Task instructions:
Leave out the pictures and repeat the data exactly.

Saved data entries:
# # # # # # #

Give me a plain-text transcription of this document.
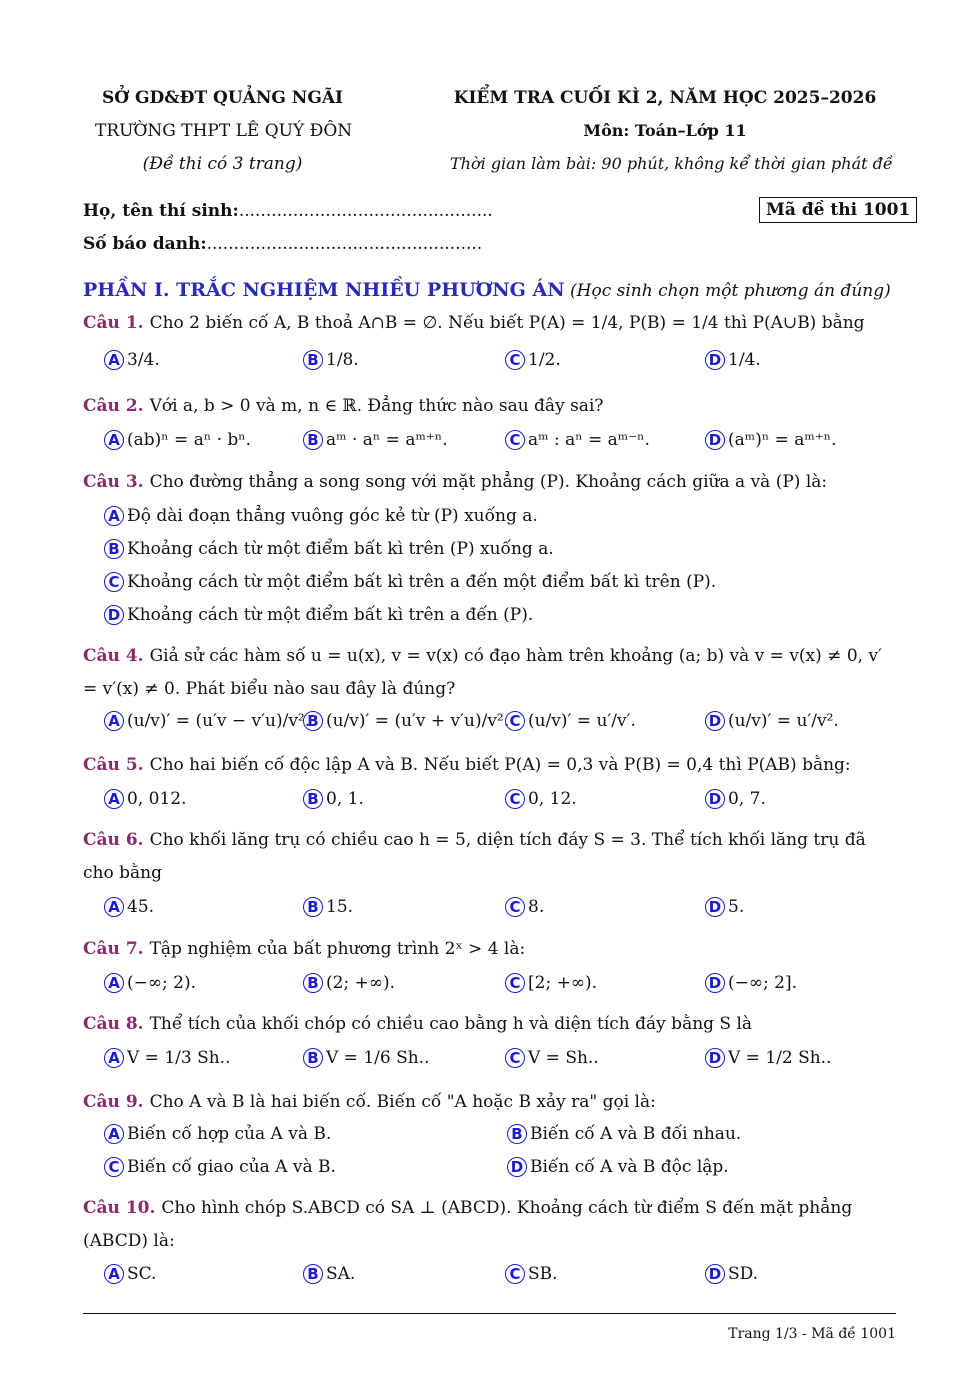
SỞ GD&ĐT QUẢNG NGÃI
TRƯỜNG THPT LÊ QUÝ ĐÔN
(Đề thi có 3 trang)
KIỂM TRA CUỐI KÌ 2, NĂM HỌC 2025–2026
Môn: Toán–Lớp 11
Thời gian làm bài: 90 phút, không kể thời gian phát đề
Họ, tên thí sinh:...............................................	Mã đề thi 1001
Số báo danh:...................................................
PHẦN I. TRẮC NGHIỆM NHIỀU PHƯƠNG ÁN (Học sinh chọn một phương án đúng)
Câu 1. Cho 2 biến cố A, B thoả A∩B = ∅. Nếu biết P(A) = 1/4, P(B) = 1/4 thì P(A∪B) bằng
A 3/4.	B 1/8.	C 1/2.	D 1/4.
Câu 2. Với a, b > 0 và m, n ∈ ℝ. Đẳng thức nào sau đây sai?
A (ab)ⁿ = aⁿ · bⁿ.	B aᵐ · aⁿ = aᵐ⁺ⁿ.	C aᵐ : aⁿ = aᵐ⁻ⁿ.	D (aᵐ)ⁿ = aᵐ⁺ⁿ.
Câu 3. Cho đường thẳng a song song với mặt phẳng (P). Khoảng cách giữa a và (P) là:
A Độ dài đoạn thẳng vuông góc kẻ từ (P) xuống a.
B Khoảng cách từ một điểm bất kì trên (P) xuống a.
C Khoảng cách từ một điểm bất kì trên a đến một điểm bất kì trên (P).
D Khoảng cách từ một điểm bất kì trên a đến (P).
Câu 4. Giả sử các hàm số u = u(x), v = v(x) có đạo hàm trên khoảng (a; b) và v = v(x) ≠ 0, v′ = v′(x) ≠ 0. Phát biểu nào sau đây là đúng?
A (u/v)′ = (u′v − v′u)/v².
B (u/v)′ = (u′v + v′u)/v². C (u/v)′ = u′/v′.	D (u/v)′ = u′/v².
Câu 5. Cho hai biến cố độc lập A và B. Nếu biết P(A) = 0,3 và P(B) = 0,4 thì P(AB) bằng:
A 0, 012.	B 0, 1.	C 0, 12.	D 0, 7.
Câu 6. Cho khối lăng trụ có chiều cao h = 5, diện tích đáy S = 3. Thể tích khối lăng trụ đã cho bằng
A 45.	B 15.	C 8.	D 5.
Câu 7. Tập nghiệm của bất phương trình 2ˣ > 4 là:
A (−∞; 2).	B (2; +∞).	C [2; +∞).	D (−∞; 2].
Câu 8. Thể tích của khối chóp có chiều cao bằng h và diện tích đáy bằng S là
A V = 1/3 Sh..	B V = 1/6 Sh..	C V = Sh..	D V = 1/2 Sh..
Câu 9. Cho A và B là hai biến cố. Biến cố "A hoặc B xảy ra" gọi là:
A Biến cố hợp của A và B.	B Biến cố A và B đối nhau.
C Biến cố giao của A và B.	D Biến cố A và B độc lập.
Câu 10. Cho hình chóp S.ABCD có SA ⊥ (ABCD). Khoảng cách từ điểm S đến mặt phẳng (ABCD) là:
A SC.	B SA.	C SB.	D SD.
Trang 1/3 - Mã đề 1001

# # # # # # #

Answer to this exercise:
Give me a plain-text transcription of this document.
SỞ GD&ĐT QUẢNG NGÃI
TRƯỜNG THPT LÊ QUÝ ĐÔN
(Đề thi có 3 trang)
KIỂM TRA CUỐI KÌ 2, NĂM HỌC 2025–2026
Môn: Toán–Lớp 11
Thời gian làm bài: 90 phút, không kể thời gian phát đề
Họ, tên thí sinh:...............................................	Mã đề thi 1001
Số báo danh:...................................................
PHẦN I. TRẮC NGHIỆM NHIỀU PHƯƠNG ÁN (Học sinh chọn một phương án đúng)
Câu 1. Cho 2 biến cố A, B thoả A∩B = ∅. Nếu biết P(A) = 1/4, P(B) = 1/4 thì P(A∪B) bằng
A 3/4.	B 1/8.	C 1/2.	D 1/4.
Câu 2. Với a, b > 0 và m, n ∈ ℝ. Đẳng thức nào sau đây sai?
A (ab)ⁿ = aⁿ · bⁿ.	B aᵐ · aⁿ = aᵐ⁺ⁿ.	C aᵐ : aⁿ = aᵐ⁻ⁿ.	D (aᵐ)ⁿ = aᵐ⁺ⁿ.
Câu 3. Cho đường thẳng a song song với mặt phẳng (P). Khoảng cách giữa a và (P) là:
A Độ dài đoạn thẳng vuông góc kẻ từ (P) xuống a.
B Khoảng cách từ một điểm bất kì trên (P) xuống a.
C Khoảng cách từ một điểm bất kì trên a đến một điểm bất kì trên (P).
D Khoảng cách từ một điểm bất kì trên a đến (P).
Câu 4. Giả sử các hàm số u = u(x), v = v(x) có đạo hàm trên khoảng (a; b) và v = v(x) ≠ 0, v′ = v′(x) ≠ 0. Phát biểu nào sau đây là đúng?
A (u/v)′ = (u′v − v′u)/v².
B (u/v)′ = (u′v + v′u)/v². C (u/v)′ = u′/v′.	D (u/v)′ = u′/v².
Câu 5. Cho hai biến cố độc lập A và B. Nếu biết P(A) = 0,3 và P(B) = 0,4 thì P(AB) bằng:
A 0, 012.	B 0, 1.	C 0, 12.	D 0, 7.
Câu 6. Cho khối lăng trụ có chiều cao h = 5, diện tích đáy S = 3. Thể tích khối lăng trụ đã cho bằng
A 45.	B 15.	C 8.	D 5.
Câu 7. Tập nghiệm của bất phương trình 2ˣ > 4 là:
A (−∞; 2).	B (2; +∞).	C [2; +∞).	D (−∞; 2].
Câu 8. Thể tích của khối chóp có chiều cao bằng h và diện tích đáy bằng S là
A V = 1/3 Sh..	B V = 1/6 Sh..	C V = Sh..	D V = 1/2 Sh..
Câu 9. Cho A và B là hai biến cố. Biến cố "A hoặc B xảy ra" gọi là:
A Biến cố hợp của A và B.	B Biến cố A và B đối nhau.
C Biến cố giao của A và B.	D Biến cố A và B độc lập.
Câu 10. Cho hình chóp S.ABCD có SA ⊥ (ABCD). Khoảng cách từ điểm S đến mặt phẳng (ABCD) là:
A SC.	B SA.	C SB.	D SD.
Trang 1/3 - Mã đề 1001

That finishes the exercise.